Given data »
● ● ● ● ● ● ●
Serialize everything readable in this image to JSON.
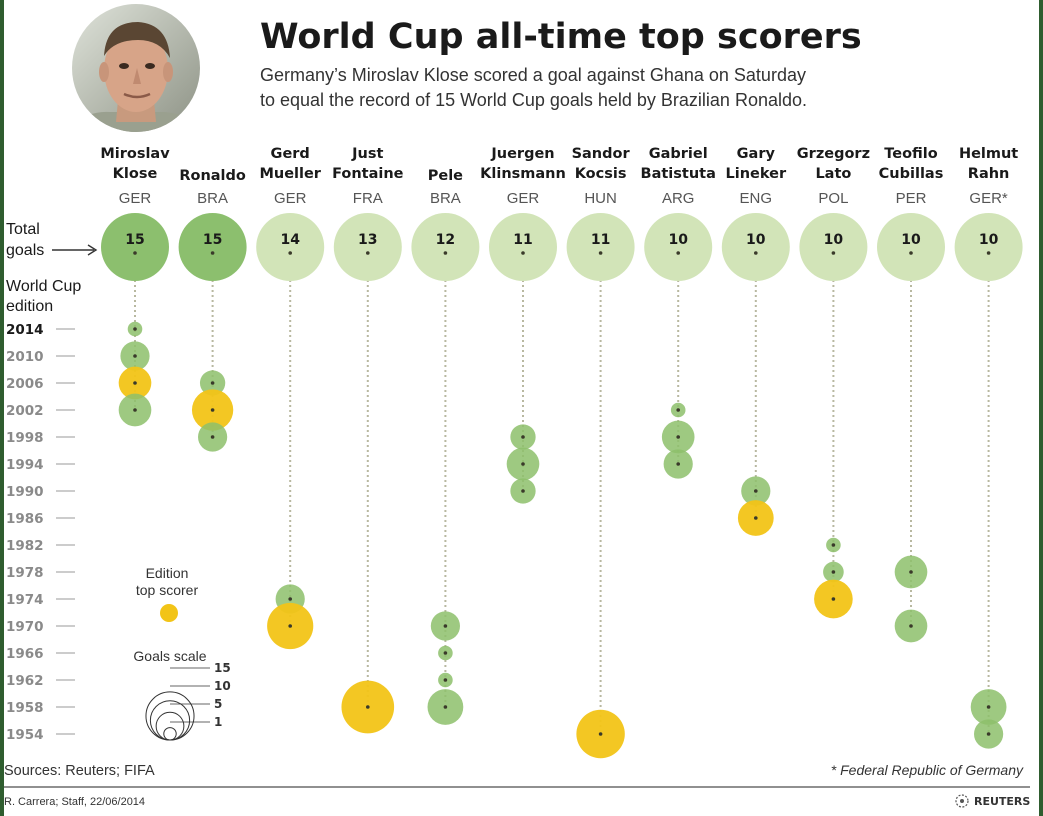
{
  "header": {
    "title": "World Cup all-time top scorers",
    "subtitle_lines": [
      "Germany’s Miroslav Klose scored a goal against Ghana on Saturday",
      "to equal the record of 15 World Cup goals held by Brazilian Ronaldo."
    ]
  },
  "labels": {
    "total_goals": [
      "Total",
      "goals"
    ],
    "edition": [
      "World Cup",
      "edition"
    ],
    "legend_top_scorer": [
      "Edition",
      "top scorer"
    ],
    "goals_scale": "Goals scale"
  },
  "footer": {
    "sources": "Sources: Reuters; FIFA",
    "footnote": "* Federal Republic of Germany",
    "credit": "R. Carrera; Staff, 22/06/2014",
    "logo_text": "REUTERS"
  },
  "colors": {
    "total_top": "#8cbf6e",
    "total_other": "#d2e4b8",
    "edition_green": "#8dbf6b",
    "top_scorer_yellow": "#f2c417",
    "dotted_line": "#b8b8a0",
    "dot": "#3a3a2a",
    "dark_bar": "#2f5d2f"
  },
  "icons": {
    "portrait": "player-portrait-photo",
    "logo": "reuters-logo-icon"
  },
  "chart_data": {
    "type": "scatter",
    "title": "World Cup all-time top scorers",
    "editions": [
      2014,
      2010,
      2006,
      2002,
      1998,
      1994,
      1990,
      1986,
      1982,
      1978,
      1974,
      1970,
      1966,
      1962,
      1958,
      1954
    ],
    "current_edition": 2014,
    "goals_scale_ticks": [
      15,
      10,
      5,
      1
    ],
    "players": [
      {
        "name_lines": [
          "Miroslav",
          "Klose"
        ],
        "country": "GER",
        "total": 15,
        "editions": [
          {
            "year": 2014,
            "goals": 1
          },
          {
            "year": 2010,
            "goals": 4
          },
          {
            "year": 2006,
            "goals": 5,
            "top": true
          },
          {
            "year": 2002,
            "goals": 5
          }
        ]
      },
      {
        "name_lines": [
          "Ronaldo"
        ],
        "country": "BRA",
        "total": 15,
        "editions": [
          {
            "year": 2006,
            "goals": 3
          },
          {
            "year": 2002,
            "goals": 8,
            "top": true
          },
          {
            "year": 1998,
            "goals": 4
          }
        ]
      },
      {
        "name_lines": [
          "Gerd",
          "Mueller"
        ],
        "country": "GER",
        "total": 14,
        "editions": [
          {
            "year": 1974,
            "goals": 4
          },
          {
            "year": 1970,
            "goals": 10,
            "top": true
          }
        ]
      },
      {
        "name_lines": [
          "Just",
          "Fontaine"
        ],
        "country": "FRA",
        "total": 13,
        "editions": [
          {
            "year": 1958,
            "goals": 13,
            "top": true
          }
        ]
      },
      {
        "name_lines": [
          "Pele"
        ],
        "country": "BRA",
        "total": 12,
        "editions": [
          {
            "year": 1970,
            "goals": 4
          },
          {
            "year": 1966,
            "goals": 1
          },
          {
            "year": 1962,
            "goals": 1
          },
          {
            "year": 1958,
            "goals": 6
          }
        ]
      },
      {
        "name_lines": [
          "Juergen",
          "Klinsmann"
        ],
        "country": "GER",
        "total": 11,
        "editions": [
          {
            "year": 1998,
            "goals": 3
          },
          {
            "year": 1994,
            "goals": 5
          },
          {
            "year": 1990,
            "goals": 3
          }
        ]
      },
      {
        "name_lines": [
          "Sandor",
          "Kocsis"
        ],
        "country": "HUN",
        "total": 11,
        "editions": [
          {
            "year": 1954,
            "goals": 11,
            "top": true
          }
        ]
      },
      {
        "name_lines": [
          "Gabriel",
          "Batistuta"
        ],
        "country": "ARG",
        "total": 10,
        "editions": [
          {
            "year": 2002,
            "goals": 1
          },
          {
            "year": 1998,
            "goals": 5
          },
          {
            "year": 1994,
            "goals": 4
          }
        ]
      },
      {
        "name_lines": [
          "Gary",
          "Lineker"
        ],
        "country": "ENG",
        "total": 10,
        "editions": [
          {
            "year": 1990,
            "goals": 4
          },
          {
            "year": 1986,
            "goals": 6,
            "top": true
          }
        ]
      },
      {
        "name_lines": [
          "Grzegorz",
          "Lato"
        ],
        "country": "POL",
        "total": 10,
        "editions": [
          {
            "year": 1982,
            "goals": 1
          },
          {
            "year": 1978,
            "goals": 2
          },
          {
            "year": 1974,
            "goals": 7,
            "top": true
          }
        ]
      },
      {
        "name_lines": [
          "Teofilo",
          "Cubillas"
        ],
        "country": "PER",
        "total": 10,
        "editions": [
          {
            "year": 1978,
            "goals": 5
          },
          {
            "year": 1970,
            "goals": 5
          }
        ]
      },
      {
        "name_lines": [
          "Helmut",
          "Rahn"
        ],
        "country": "GER*",
        "total": 10,
        "editions": [
          {
            "year": 1958,
            "goals": 6
          },
          {
            "year": 1954,
            "goals": 4
          }
        ]
      }
    ]
  }
}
● ● ● ● ● ● ●
Written task » Pictures are to be left out; repeat all the remaining data exactly.

Answer »
Serialize everything readable in this image to JSON.
{
  "header": {
    "title": "World Cup all-time top scorers",
    "subtitle_lines": [
      "Germany’s Miroslav Klose scored a goal against Ghana on Saturday",
      "to equal the record of 15 World Cup goals held by Brazilian Ronaldo."
    ]
  },
  "labels": {
    "total_goals": [
      "Total",
      "goals"
    ],
    "edition": [
      "World Cup",
      "edition"
    ],
    "legend_top_scorer": [
      "Edition",
      "top scorer"
    ],
    "goals_scale": "Goals scale"
  },
  "footer": {
    "sources": "Sources: Reuters; FIFA",
    "footnote": "* Federal Republic of Germany",
    "credit": "R. Carrera; Staff, 22/06/2014",
    "logo_text": "REUTERS"
  },
  "colors": {
    "total_top": "#8cbf6e",
    "total_other": "#d2e4b8",
    "edition_green": "#8dbf6b",
    "top_scorer_yellow": "#f2c417",
    "dotted_line": "#b8b8a0",
    "dot": "#3a3a2a",
    "dark_bar": "#2f5d2f"
  },
  "icons": {
    "portrait": "player-portrait-photo",
    "logo": "reuters-logo-icon"
  },
  "chart_data": {
    "type": "scatter",
    "title": "World Cup all-time top scorers",
    "editions": [
      2014,
      2010,
      2006,
      2002,
      1998,
      1994,
      1990,
      1986,
      1982,
      1978,
      1974,
      1970,
      1966,
      1962,
      1958,
      1954
    ],
    "current_edition": 2014,
    "goals_scale_ticks": [
      15,
      10,
      5,
      1
    ],
    "players": [
      {
        "name_lines": [
          "Miroslav",
          "Klose"
        ],
        "country": "GER",
        "total": 15,
        "editions": [
          {
            "year": 2014,
            "goals": 1
          },
          {
            "year": 2010,
            "goals": 4
          },
          {
            "year": 2006,
            "goals": 5,
            "top": true
          },
          {
            "year": 2002,
            "goals": 5
          }
        ]
      },
      {
        "name_lines": [
          "Ronaldo"
        ],
        "country": "BRA",
        "total": 15,
        "editions": [
          {
            "year": 2006,
            "goals": 3
          },
          {
            "year": 2002,
            "goals": 8,
            "top": true
          },
          {
            "year": 1998,
            "goals": 4
          }
        ]
      },
      {
        "name_lines": [
          "Gerd",
          "Mueller"
        ],
        "country": "GER",
        "total": 14,
        "editions": [
          {
            "year": 1974,
            "goals": 4
          },
          {
            "year": 1970,
            "goals": 10,
            "top": true
          }
        ]
      },
      {
        "name_lines": [
          "Just",
          "Fontaine"
        ],
        "country": "FRA",
        "total": 13,
        "editions": [
          {
            "year": 1958,
            "goals": 13,
            "top": true
          }
        ]
      },
      {
        "name_lines": [
          "Pele"
        ],
        "country": "BRA",
        "total": 12,
        "editions": [
          {
            "year": 1970,
            "goals": 4
          },
          {
            "year": 1966,
            "goals": 1
          },
          {
            "year": 1962,
            "goals": 1
          },
          {
            "year": 1958,
            "goals": 6
          }
        ]
      },
      {
        "name_lines": [
          "Juergen",
          "Klinsmann"
        ],
        "country": "GER",
        "total": 11,
        "editions": [
          {
            "year": 1998,
            "goals": 3
          },
          {
            "year": 1994,
            "goals": 5
          },
          {
            "year": 1990,
            "goals": 3
          }
        ]
      },
      {
        "name_lines": [
          "Sandor",
          "Kocsis"
        ],
        "country": "HUN",
        "total": 11,
        "editions": [
          {
            "year": 1954,
            "goals": 11,
            "top": true
          }
        ]
      },
      {
        "name_lines": [
          "Gabriel",
          "Batistuta"
        ],
        "country": "ARG",
        "total": 10,
        "editions": [
          {
            "year": 2002,
            "goals": 1
          },
          {
            "year": 1998,
            "goals": 5
          },
          {
            "year": 1994,
            "goals": 4
          }
        ]
      },
      {
        "name_lines": [
          "Gary",
          "Lineker"
        ],
        "country": "ENG",
        "total": 10,
        "editions": [
          {
            "year": 1990,
            "goals": 4
          },
          {
            "year": 1986,
            "goals": 6,
            "top": true
          }
        ]
      },
      {
        "name_lines": [
          "Grzegorz",
          "Lato"
        ],
        "country": "POL",
        "total": 10,
        "editions": [
          {
            "year": 1982,
            "goals": 1
          },
          {
            "year": 1978,
            "goals": 2
          },
          {
            "year": 1974,
            "goals": 7,
            "top": true
          }
        ]
      },
      {
        "name_lines": [
          "Teofilo",
          "Cubillas"
        ],
        "country": "PER",
        "total": 10,
        "editions": [
          {
            "year": 1978,
            "goals": 5
          },
          {
            "year": 1970,
            "goals": 5
          }
        ]
      },
      {
        "name_lines": [
          "Helmut",
          "Rahn"
        ],
        "country": "GER*",
        "total": 10,
        "editions": [
          {
            "year": 1958,
            "goals": 6
          },
          {
            "year": 1954,
            "goals": 4
          }
        ]
      }
    ]
  }
}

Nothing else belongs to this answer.